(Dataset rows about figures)
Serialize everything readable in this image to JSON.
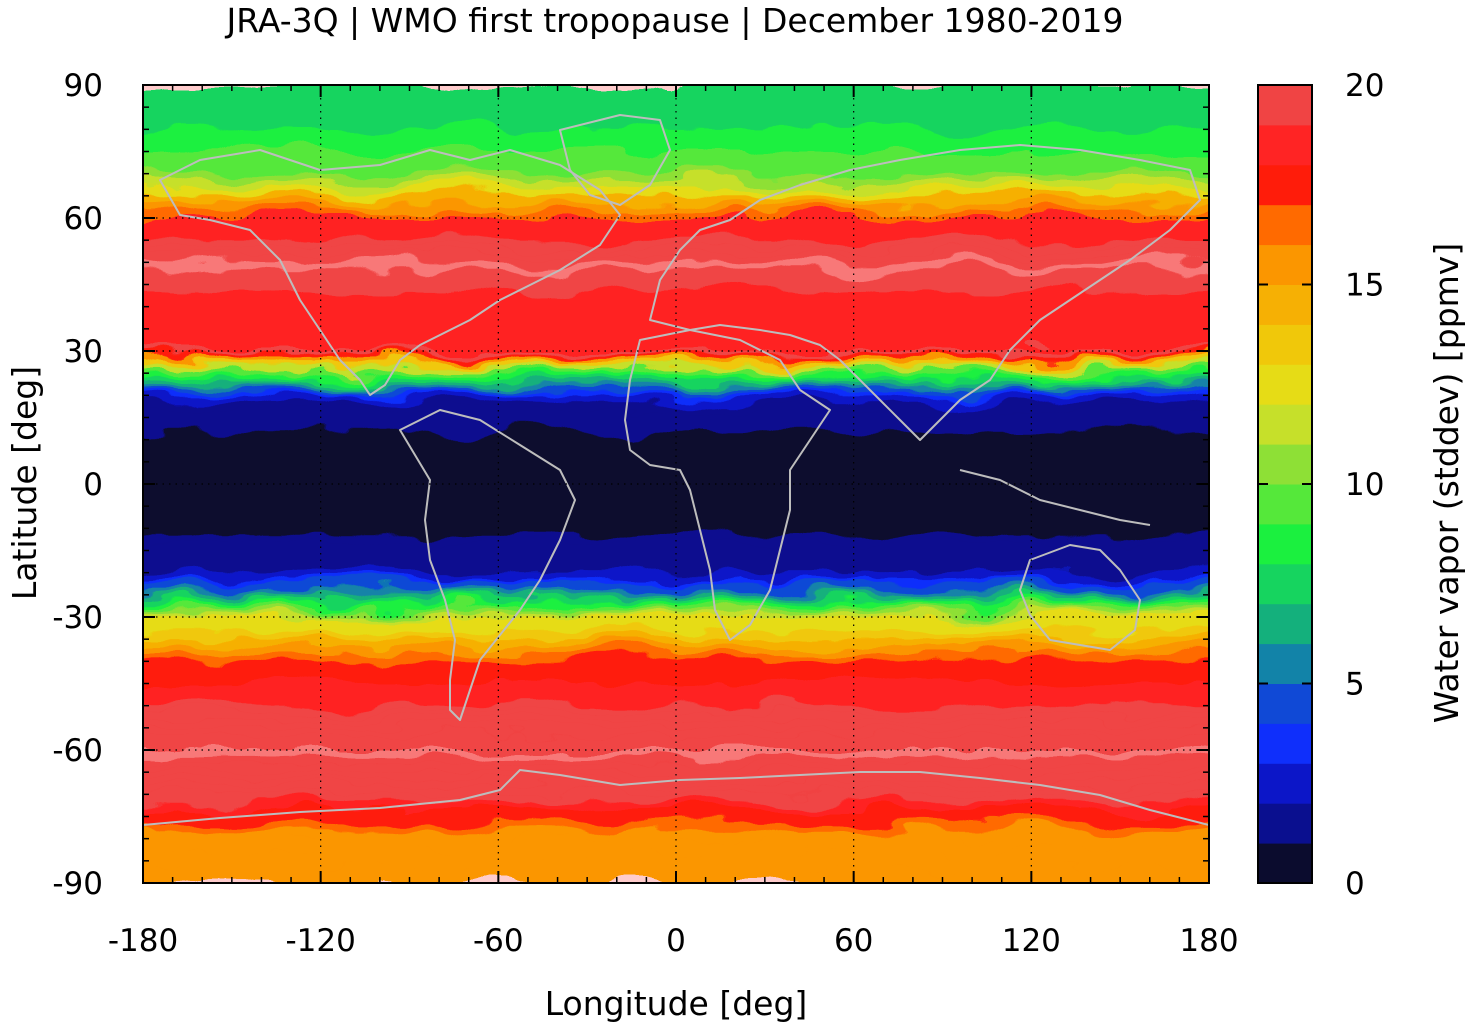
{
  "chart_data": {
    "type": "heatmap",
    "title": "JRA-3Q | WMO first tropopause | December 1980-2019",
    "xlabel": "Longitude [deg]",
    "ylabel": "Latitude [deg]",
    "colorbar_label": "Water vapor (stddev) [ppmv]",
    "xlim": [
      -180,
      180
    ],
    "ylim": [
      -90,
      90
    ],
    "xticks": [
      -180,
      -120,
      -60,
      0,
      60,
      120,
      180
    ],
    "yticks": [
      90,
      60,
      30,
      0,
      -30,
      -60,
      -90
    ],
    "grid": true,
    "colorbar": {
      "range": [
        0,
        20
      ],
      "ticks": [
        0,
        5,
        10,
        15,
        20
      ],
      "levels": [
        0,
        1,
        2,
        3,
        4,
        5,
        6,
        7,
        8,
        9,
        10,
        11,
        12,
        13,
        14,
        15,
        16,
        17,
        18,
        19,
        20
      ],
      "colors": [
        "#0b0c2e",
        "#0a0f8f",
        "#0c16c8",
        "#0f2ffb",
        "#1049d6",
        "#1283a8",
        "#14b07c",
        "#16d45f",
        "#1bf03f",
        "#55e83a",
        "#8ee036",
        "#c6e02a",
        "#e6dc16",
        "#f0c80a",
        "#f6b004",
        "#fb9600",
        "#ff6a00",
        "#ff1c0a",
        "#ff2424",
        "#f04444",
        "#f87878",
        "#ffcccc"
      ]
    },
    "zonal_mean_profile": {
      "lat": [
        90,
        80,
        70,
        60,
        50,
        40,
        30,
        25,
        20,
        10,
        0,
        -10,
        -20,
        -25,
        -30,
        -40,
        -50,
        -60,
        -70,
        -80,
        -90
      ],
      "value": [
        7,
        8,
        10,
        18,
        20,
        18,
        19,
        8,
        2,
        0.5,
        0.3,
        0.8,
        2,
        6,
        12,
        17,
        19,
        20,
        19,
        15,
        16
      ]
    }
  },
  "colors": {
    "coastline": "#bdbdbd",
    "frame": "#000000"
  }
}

* * *

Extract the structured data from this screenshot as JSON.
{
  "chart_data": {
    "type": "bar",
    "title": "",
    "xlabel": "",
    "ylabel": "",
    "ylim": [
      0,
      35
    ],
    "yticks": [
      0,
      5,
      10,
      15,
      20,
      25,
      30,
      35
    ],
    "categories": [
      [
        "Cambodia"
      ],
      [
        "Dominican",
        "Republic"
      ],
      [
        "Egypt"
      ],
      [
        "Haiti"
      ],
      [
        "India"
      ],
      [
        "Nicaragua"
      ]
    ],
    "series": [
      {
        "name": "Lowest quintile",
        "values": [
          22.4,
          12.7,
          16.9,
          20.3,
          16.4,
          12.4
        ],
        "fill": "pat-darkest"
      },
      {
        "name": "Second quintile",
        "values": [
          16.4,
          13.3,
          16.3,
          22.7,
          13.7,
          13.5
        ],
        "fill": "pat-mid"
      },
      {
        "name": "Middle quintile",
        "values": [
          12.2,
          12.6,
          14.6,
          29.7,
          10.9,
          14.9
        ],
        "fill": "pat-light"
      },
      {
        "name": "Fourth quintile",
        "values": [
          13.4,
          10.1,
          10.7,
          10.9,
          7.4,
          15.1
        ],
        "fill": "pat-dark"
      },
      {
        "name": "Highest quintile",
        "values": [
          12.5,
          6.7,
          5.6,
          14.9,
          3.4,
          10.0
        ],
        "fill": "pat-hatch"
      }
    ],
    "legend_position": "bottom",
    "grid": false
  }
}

* * *

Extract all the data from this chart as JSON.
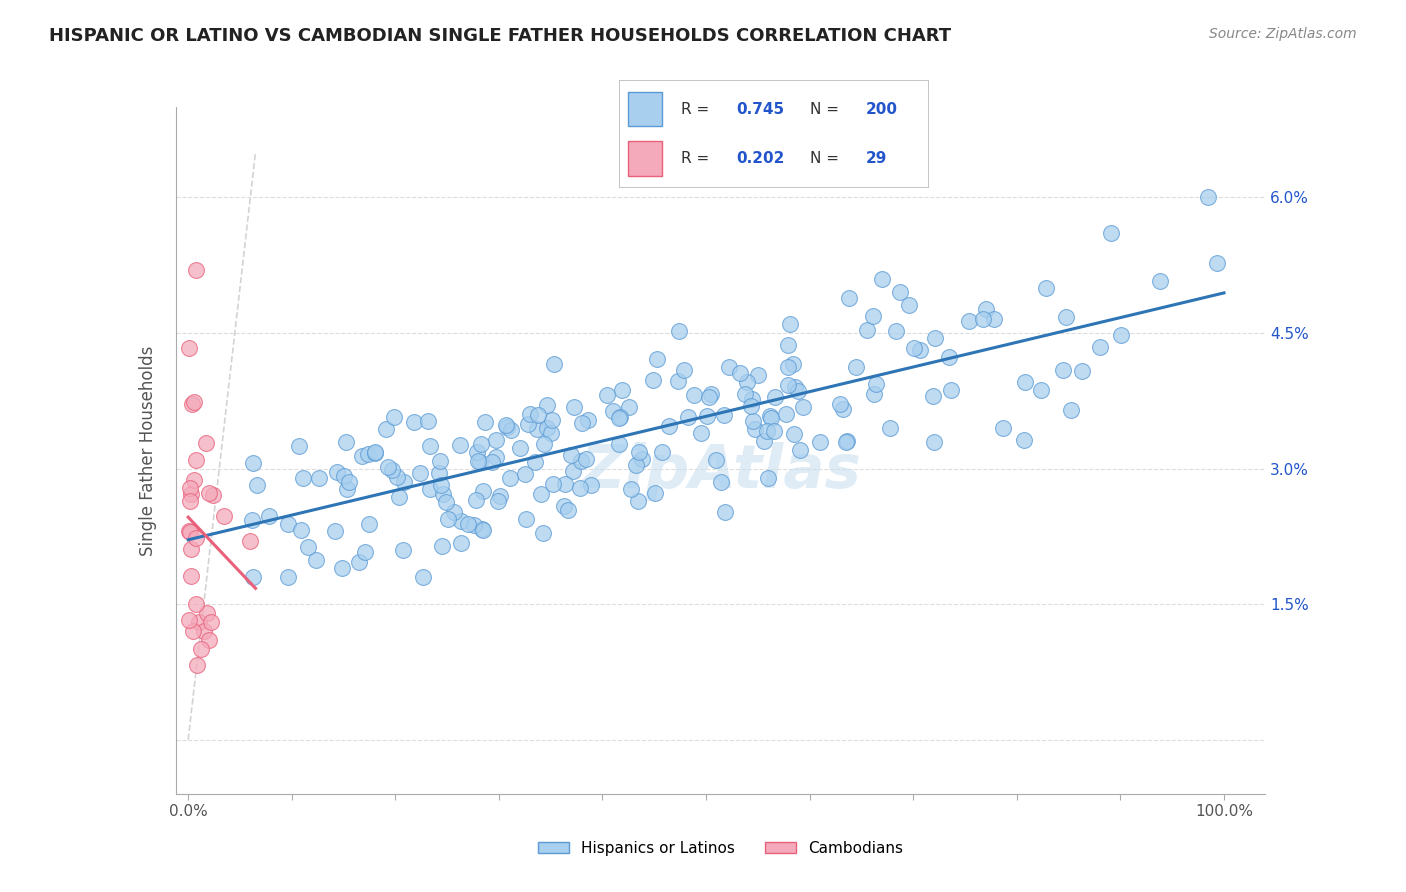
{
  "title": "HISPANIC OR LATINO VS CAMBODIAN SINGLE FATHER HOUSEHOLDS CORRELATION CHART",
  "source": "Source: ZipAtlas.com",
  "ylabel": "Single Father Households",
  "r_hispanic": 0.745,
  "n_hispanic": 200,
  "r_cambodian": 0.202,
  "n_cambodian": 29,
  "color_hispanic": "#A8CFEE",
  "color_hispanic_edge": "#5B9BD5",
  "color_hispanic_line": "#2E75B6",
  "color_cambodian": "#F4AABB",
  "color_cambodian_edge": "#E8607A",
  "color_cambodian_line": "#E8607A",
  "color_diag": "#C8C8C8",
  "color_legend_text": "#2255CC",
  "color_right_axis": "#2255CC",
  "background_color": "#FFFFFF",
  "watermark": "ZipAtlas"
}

(Written exercise) Answer only with how many lines in the records include "JSON".

(Full answer) 3